--- TASK TO COMPLETE ---
Print every entry again, precisely as written.

--- LISTED ENTRIES ---
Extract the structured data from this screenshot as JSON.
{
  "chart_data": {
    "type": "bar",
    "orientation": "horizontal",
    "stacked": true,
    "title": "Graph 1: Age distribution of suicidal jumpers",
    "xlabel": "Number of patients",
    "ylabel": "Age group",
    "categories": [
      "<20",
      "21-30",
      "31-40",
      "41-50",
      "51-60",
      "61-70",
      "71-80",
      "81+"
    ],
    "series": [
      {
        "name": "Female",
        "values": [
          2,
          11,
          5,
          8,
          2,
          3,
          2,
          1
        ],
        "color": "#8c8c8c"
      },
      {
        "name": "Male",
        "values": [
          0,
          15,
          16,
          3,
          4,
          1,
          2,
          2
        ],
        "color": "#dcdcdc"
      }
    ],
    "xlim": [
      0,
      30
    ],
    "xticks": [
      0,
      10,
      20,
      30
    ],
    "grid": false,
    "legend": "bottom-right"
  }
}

--- WRITTEN RESPONSE ---
Extract the structured data from this screenshot as JSON.
{
  "chart_data": {
    "type": "bar",
    "orientation": "horizontal",
    "stacked": true,
    "title": "Graph 1: Age distribution of suicidal jumpers",
    "xlabel": "Number of patients",
    "ylabel": "Age group",
    "categories": [
      "<20",
      "21-30",
      "31-40",
      "41-50",
      "51-60",
      "61-70",
      "71-80",
      "81+"
    ],
    "series": [
      {
        "name": "Female",
        "values": [
          2,
          11,
          5,
          8,
          2,
          3,
          2,
          1
        ],
        "color": "#8c8c8c"
      },
      {
        "name": "Male",
        "values": [
          0,
          15,
          16,
          3,
          4,
          1,
          2,
          2
        ],
        "color": "#dcdcdc"
      }
    ],
    "xlim": [
      0,
      30
    ],
    "xticks": [
      0,
      10,
      20,
      30
    ],
    "grid": false,
    "legend": "bottom-right"
  }
}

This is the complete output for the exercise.